*EXERCISE TASK*. Output the material exactly, but drop every image it holds.

[Saved entries]
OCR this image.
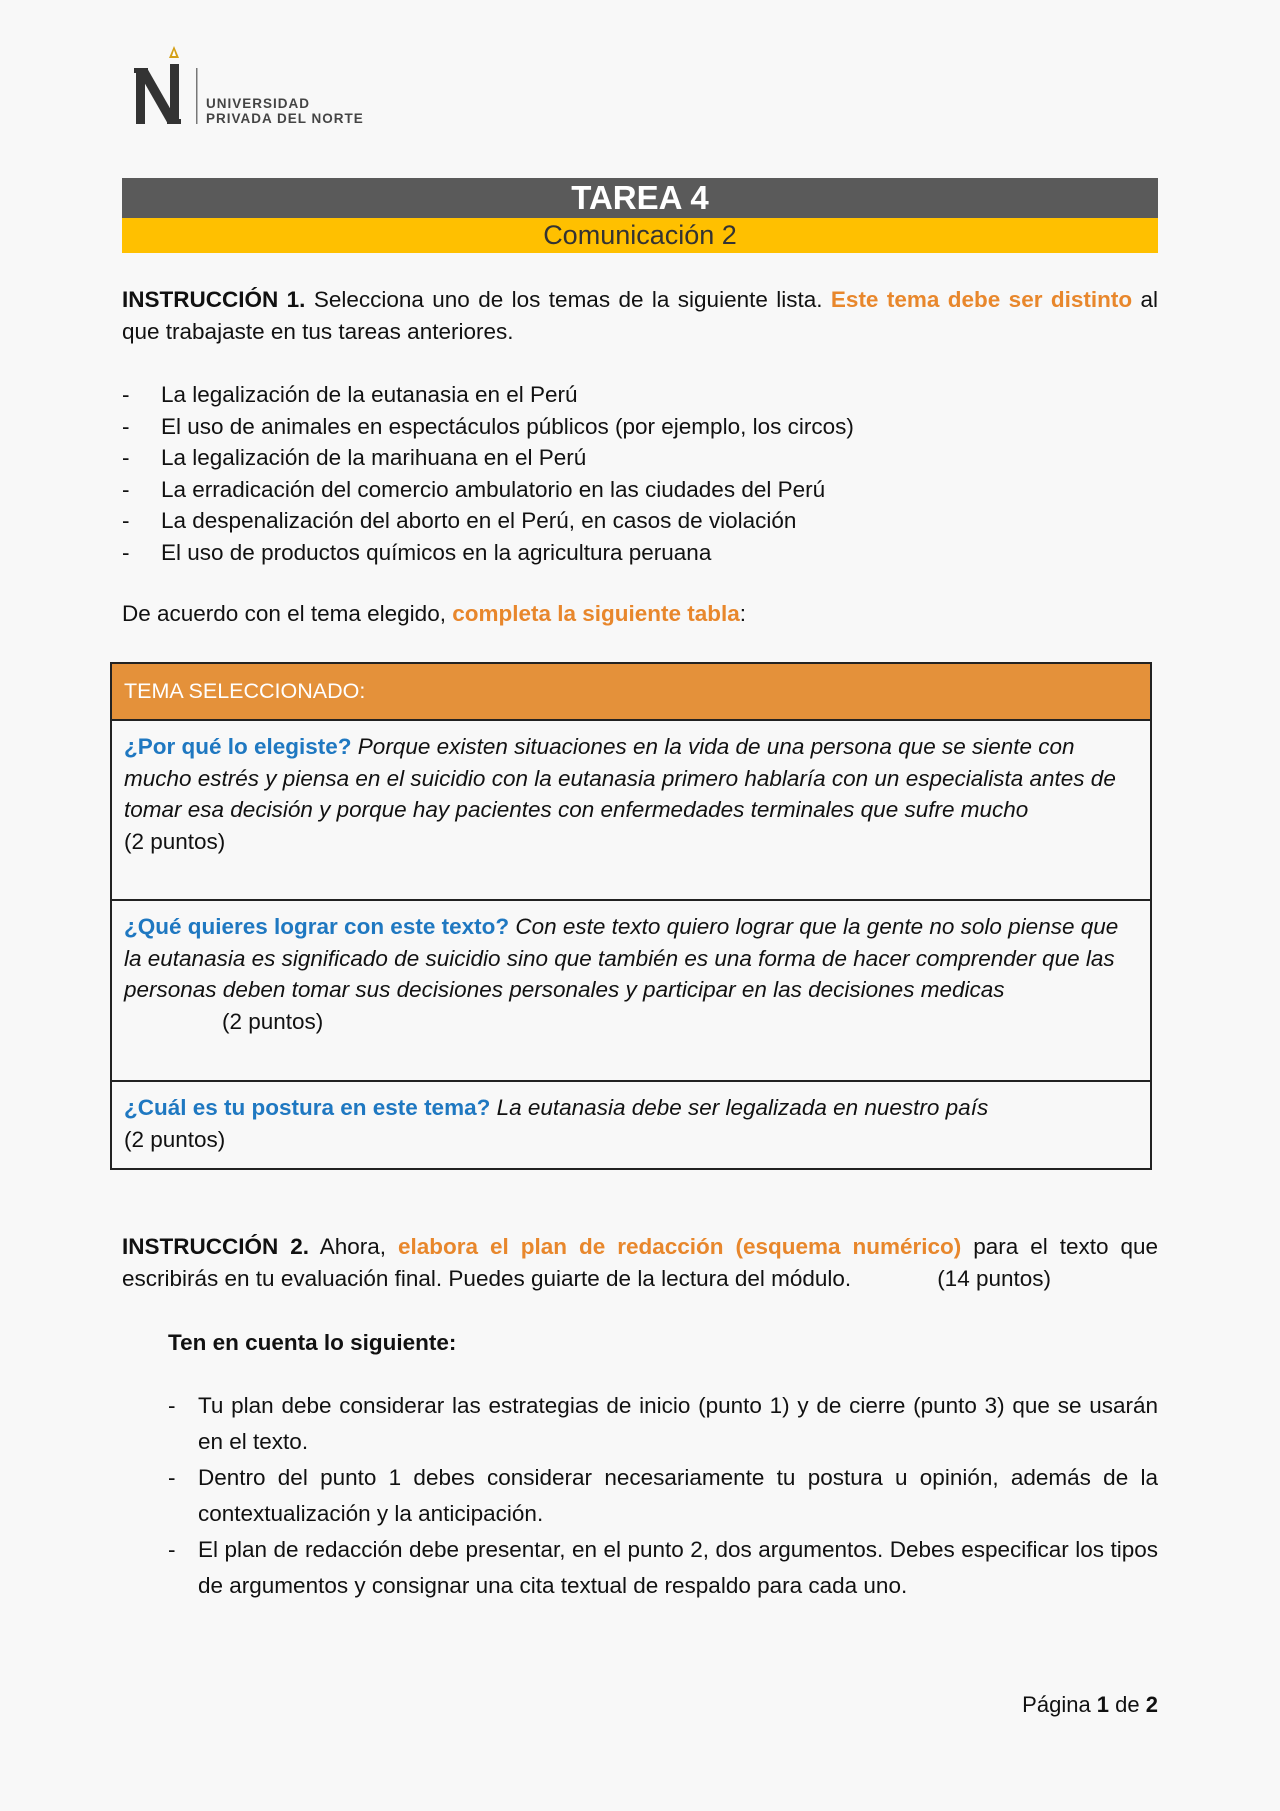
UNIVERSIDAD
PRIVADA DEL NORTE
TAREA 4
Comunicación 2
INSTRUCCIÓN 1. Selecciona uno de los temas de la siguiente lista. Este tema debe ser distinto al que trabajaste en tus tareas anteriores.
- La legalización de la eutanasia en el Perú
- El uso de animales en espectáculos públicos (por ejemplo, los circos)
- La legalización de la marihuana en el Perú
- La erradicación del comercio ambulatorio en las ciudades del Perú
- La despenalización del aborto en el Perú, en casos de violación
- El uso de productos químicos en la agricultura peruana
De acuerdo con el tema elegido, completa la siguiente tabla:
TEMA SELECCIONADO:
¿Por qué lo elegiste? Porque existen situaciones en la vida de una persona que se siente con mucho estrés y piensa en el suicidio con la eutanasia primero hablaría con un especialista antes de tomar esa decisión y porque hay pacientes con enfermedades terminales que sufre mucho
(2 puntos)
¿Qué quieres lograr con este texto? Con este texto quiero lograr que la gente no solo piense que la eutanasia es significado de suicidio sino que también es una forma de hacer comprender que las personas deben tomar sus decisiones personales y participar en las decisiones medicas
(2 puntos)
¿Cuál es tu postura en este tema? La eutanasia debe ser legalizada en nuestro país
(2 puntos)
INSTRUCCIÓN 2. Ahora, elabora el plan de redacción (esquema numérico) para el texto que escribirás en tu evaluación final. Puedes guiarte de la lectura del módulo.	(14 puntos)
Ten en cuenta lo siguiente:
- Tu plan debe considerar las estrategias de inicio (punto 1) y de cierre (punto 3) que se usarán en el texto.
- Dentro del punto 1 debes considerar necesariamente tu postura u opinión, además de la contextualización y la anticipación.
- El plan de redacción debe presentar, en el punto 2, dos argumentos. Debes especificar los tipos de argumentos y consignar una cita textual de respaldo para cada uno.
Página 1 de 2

*TASK SOLUTION*.
OCR this image.
UNIVERSIDAD
PRIVADA DEL NORTE
TAREA 4
Comunicación 2
INSTRUCCIÓN 1. Selecciona uno de los temas de la siguiente lista. Este tema debe ser distinto al que trabajaste en tus tareas anteriores.
- La legalización de la eutanasia en el Perú
- El uso de animales en espectáculos públicos (por ejemplo, los circos)
- La legalización de la marihuana en el Perú
- La erradicación del comercio ambulatorio en las ciudades del Perú
- La despenalización del aborto en el Perú, en casos de violación
- El uso de productos químicos en la agricultura peruana
De acuerdo con el tema elegido, completa la siguiente tabla:
TEMA SELECCIONADO:
¿Por qué lo elegiste? Porque existen situaciones en la vida de una persona que se siente con mucho estrés y piensa en el suicidio con la eutanasia primero hablaría con un especialista antes de tomar esa decisión y porque hay pacientes con enfermedades terminales que sufre mucho
(2 puntos)
¿Qué quieres lograr con este texto? Con este texto quiero lograr que la gente no solo piense que la eutanasia es significado de suicidio sino que también es una forma de hacer comprender que las personas deben tomar sus decisiones personales y participar en las decisiones medicas
(2 puntos)
¿Cuál es tu postura en este tema? La eutanasia debe ser legalizada en nuestro país
(2 puntos)
INSTRUCCIÓN 2. Ahora, elabora el plan de redacción (esquema numérico) para el texto que escribirás en tu evaluación final. Puedes guiarte de la lectura del módulo.	(14 puntos)
Ten en cuenta lo siguiente:
- Tu plan debe considerar las estrategias de inicio (punto 1) y de cierre (punto 3) que se usarán en el texto.
- Dentro del punto 1 debes considerar necesariamente tu postura u opinión, además de la contextualización y la anticipación.
- El plan de redacción debe presentar, en el punto 2, dos argumentos. Debes especificar los tipos de argumentos y consignar una cita textual de respaldo para cada uno.
Página 1 de 2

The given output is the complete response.